======== GIVEN RECORDS
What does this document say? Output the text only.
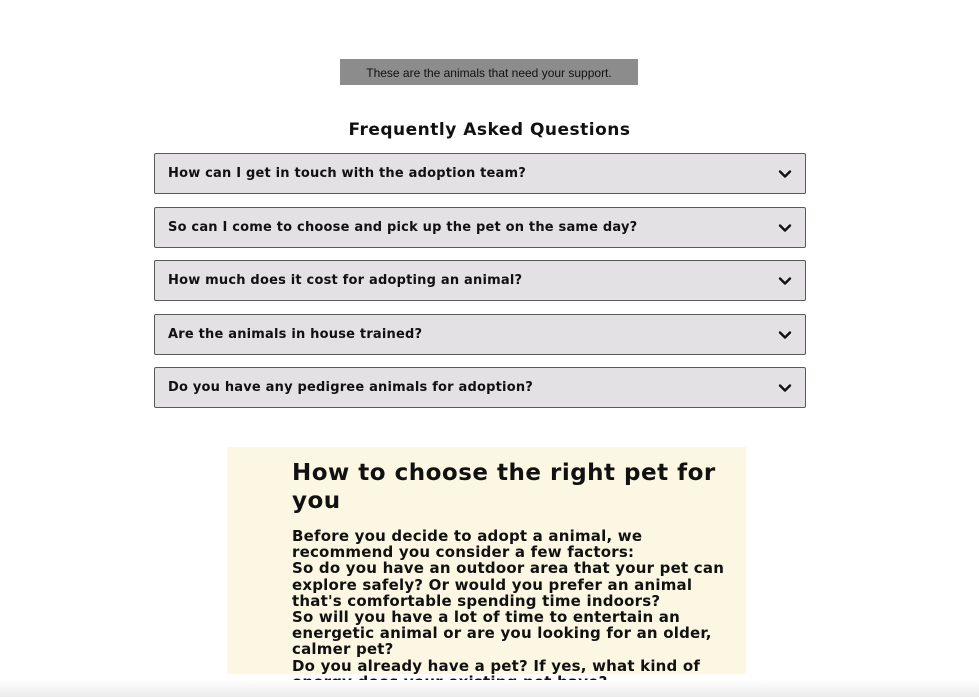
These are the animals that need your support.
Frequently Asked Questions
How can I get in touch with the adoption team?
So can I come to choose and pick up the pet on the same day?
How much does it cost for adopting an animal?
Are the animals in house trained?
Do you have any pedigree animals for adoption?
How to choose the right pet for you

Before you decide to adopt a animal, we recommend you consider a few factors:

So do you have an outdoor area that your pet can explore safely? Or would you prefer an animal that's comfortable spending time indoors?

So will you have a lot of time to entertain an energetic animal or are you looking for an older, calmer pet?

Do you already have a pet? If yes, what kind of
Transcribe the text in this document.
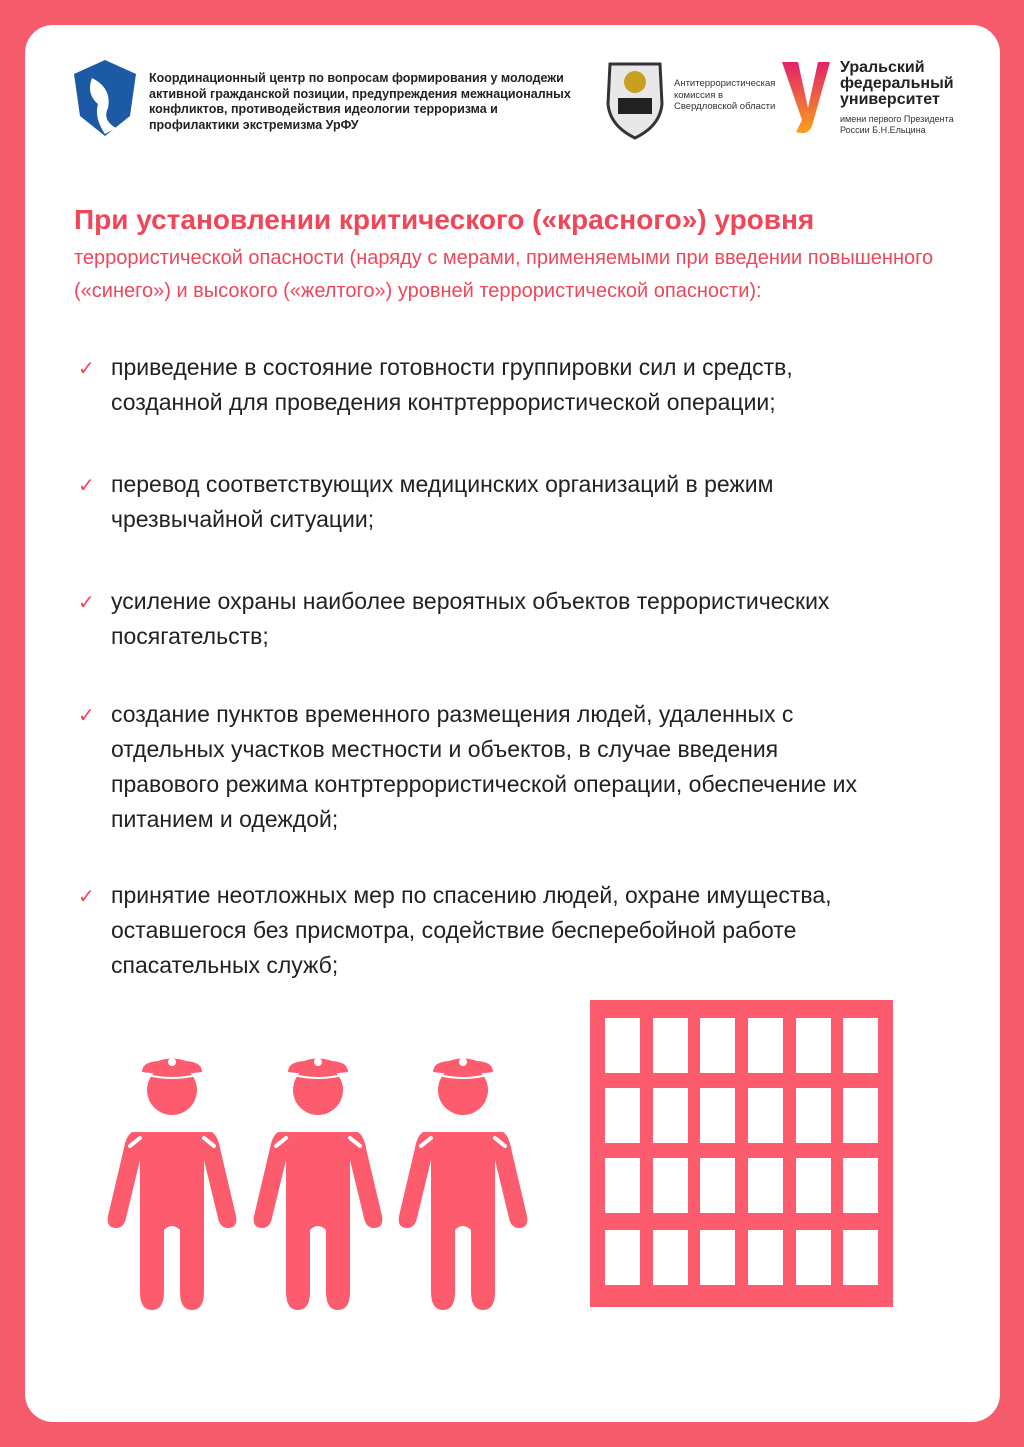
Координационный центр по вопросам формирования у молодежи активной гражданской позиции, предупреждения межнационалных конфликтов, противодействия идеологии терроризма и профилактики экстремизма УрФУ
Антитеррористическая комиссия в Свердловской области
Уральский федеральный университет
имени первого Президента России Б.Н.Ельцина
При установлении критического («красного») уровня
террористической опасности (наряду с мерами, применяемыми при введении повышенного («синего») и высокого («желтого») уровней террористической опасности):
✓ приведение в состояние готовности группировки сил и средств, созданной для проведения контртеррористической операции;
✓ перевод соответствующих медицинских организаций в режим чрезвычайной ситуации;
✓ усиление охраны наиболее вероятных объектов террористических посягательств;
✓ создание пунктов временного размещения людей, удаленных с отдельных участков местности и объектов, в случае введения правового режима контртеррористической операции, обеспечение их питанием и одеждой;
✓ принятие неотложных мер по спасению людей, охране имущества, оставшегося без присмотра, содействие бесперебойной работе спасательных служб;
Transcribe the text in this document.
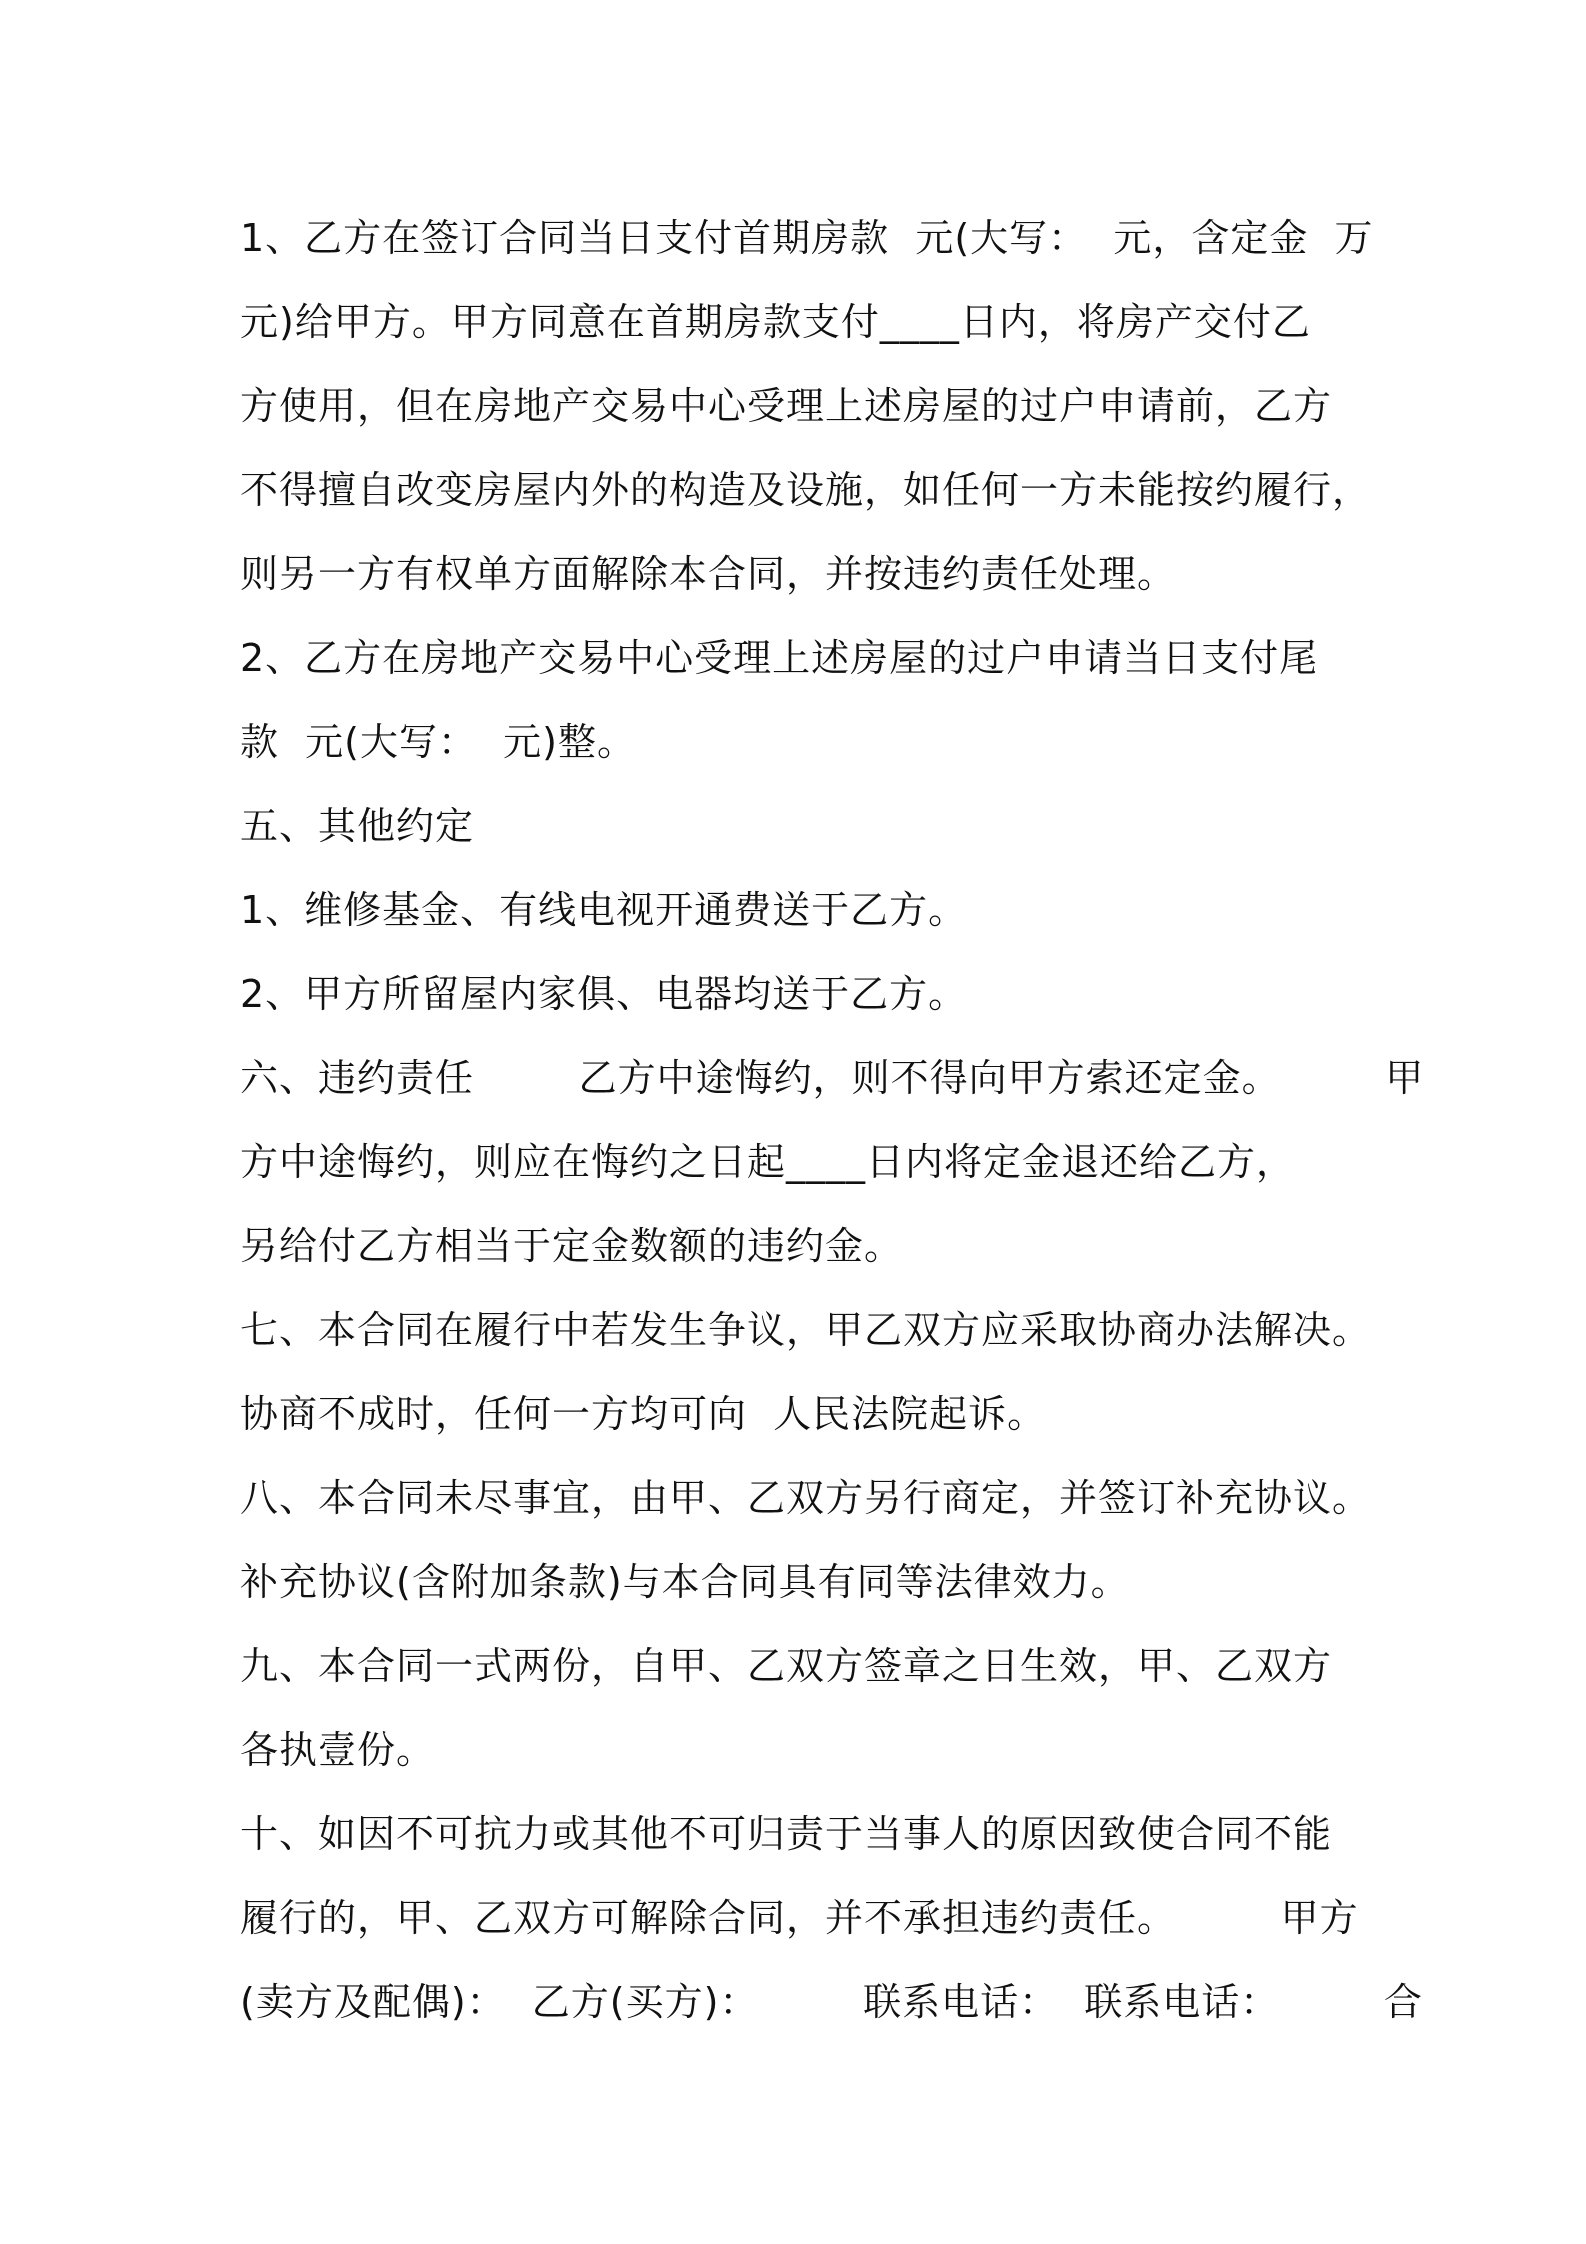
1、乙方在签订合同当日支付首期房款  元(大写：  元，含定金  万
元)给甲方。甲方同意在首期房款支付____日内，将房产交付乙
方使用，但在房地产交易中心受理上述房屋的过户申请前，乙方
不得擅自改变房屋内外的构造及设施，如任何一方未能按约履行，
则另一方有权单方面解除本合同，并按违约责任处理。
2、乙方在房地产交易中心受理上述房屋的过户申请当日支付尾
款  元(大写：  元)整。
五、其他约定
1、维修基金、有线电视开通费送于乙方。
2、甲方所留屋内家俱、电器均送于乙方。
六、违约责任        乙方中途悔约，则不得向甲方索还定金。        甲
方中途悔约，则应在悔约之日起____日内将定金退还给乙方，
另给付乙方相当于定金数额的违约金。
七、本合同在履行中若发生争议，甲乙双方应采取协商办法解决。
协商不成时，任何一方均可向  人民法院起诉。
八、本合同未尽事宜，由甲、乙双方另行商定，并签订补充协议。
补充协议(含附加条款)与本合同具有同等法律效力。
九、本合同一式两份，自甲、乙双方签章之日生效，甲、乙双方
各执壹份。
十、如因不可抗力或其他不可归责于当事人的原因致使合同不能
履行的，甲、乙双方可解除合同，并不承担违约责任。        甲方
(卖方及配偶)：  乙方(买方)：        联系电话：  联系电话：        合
================
> _WHAT YOU ARE ASKED TO DO_: Print each line of the material above exactly, with the pictures removed from your copy.

> _FINISHED EXERCISE_:
What does this document say? Output the text only.
These are the animals that need your support.
Frequently Asked Questions
How can I get in touch with the adoption team?
So can I come to choose and pick up the pet on the same day?
How much does it cost for adopting an animal?
Are the animals in house trained?
Do you have any pedigree animals for adoption?
How to choose the right pet for you

Before you decide to adopt a animal, we recommend you consider a few factors:

So do you have an outdoor area that your pet can explore safely? Or would you prefer an animal that's comfortable spending time indoors?

So will you have a lot of time to entertain an energetic animal or are you looking for an older, calmer pet?

Do you already have a pet? If yes, what kind of
Transcribe the text in this document.
Координационный центр по вопросам формирования у молодежи активной гражданской позиции, предупреждения межнационалных конфликтов, противодействия идеологии терроризма и профилактики экстремизма УрФУ
Антитеррористическая комиссия в Свердловской области
Уральский федеральный университет
имени первого Президента России Б.Н.Ельцина
При установлении критического («красного») уровня
террористической опасности (наряду с мерами, применяемыми при введении повышенного («синего») и высокого («желтого») уровней террористической опасности):
✓ приведение в состояние готовности группировки сил и средств, созданной для проведения контртеррористической операции;
✓ перевод соответствующих медицинских организаций в режим чрезвычайной ситуации;
✓ усиление охраны наиболее вероятных объектов террористических посягательств;
✓ создание пунктов временного размещения людей, удаленных с отдельных участков местности и объектов, в случае введения правового режима контртеррористической операции, обеспечение их питанием и одеждой;
✓ принятие неотложных мер по спасению людей, охране имущества, оставшегося без присмотра, содействие бесперебойной работе спасательных служб;
Transcribe the text in this document.
1、乙方在签订合同当日支付首期房款  元(大写：  元，含定金  万
元)给甲方。甲方同意在首期房款支付____日内，将房产交付乙
方使用，但在房地产交易中心受理上述房屋的过户申请前，乙方
不得擅自改变房屋内外的构造及设施，如任何一方未能按约履行，
则另一方有权单方面解除本合同，并按违约责任处理。
2、乙方在房地产交易中心受理上述房屋的过户申请当日支付尾
款  元(大写：  元)整。
五、其他约定
1、维修基金、有线电视开通费送于乙方。
2、甲方所留屋内家俱、电器均送于乙方。
六、违约责任        乙方中途悔约，则不得向甲方索还定金。        甲
方中途悔约，则应在悔约之日起____日内将定金退还给乙方，
另给付乙方相当于定金数额的违约金。
七、本合同在履行中若发生争议，甲乙双方应采取协商办法解决。
协商不成时，任何一方均可向  人民法院起诉。
八、本合同未尽事宜，由甲、乙双方另行商定，并签订补充协议。
补充协议(含附加条款)与本合同具有同等法律效力。
九、本合同一式两份，自甲、乙双方签章之日生效，甲、乙双方
各执壹份。
十、如因不可抗力或其他不可归责于当事人的原因致使合同不能
履行的，甲、乙双方可解除合同，并不承担违约责任。        甲方
(卖方及配偶)：  乙方(买方)：        联系电话：  联系电话：        合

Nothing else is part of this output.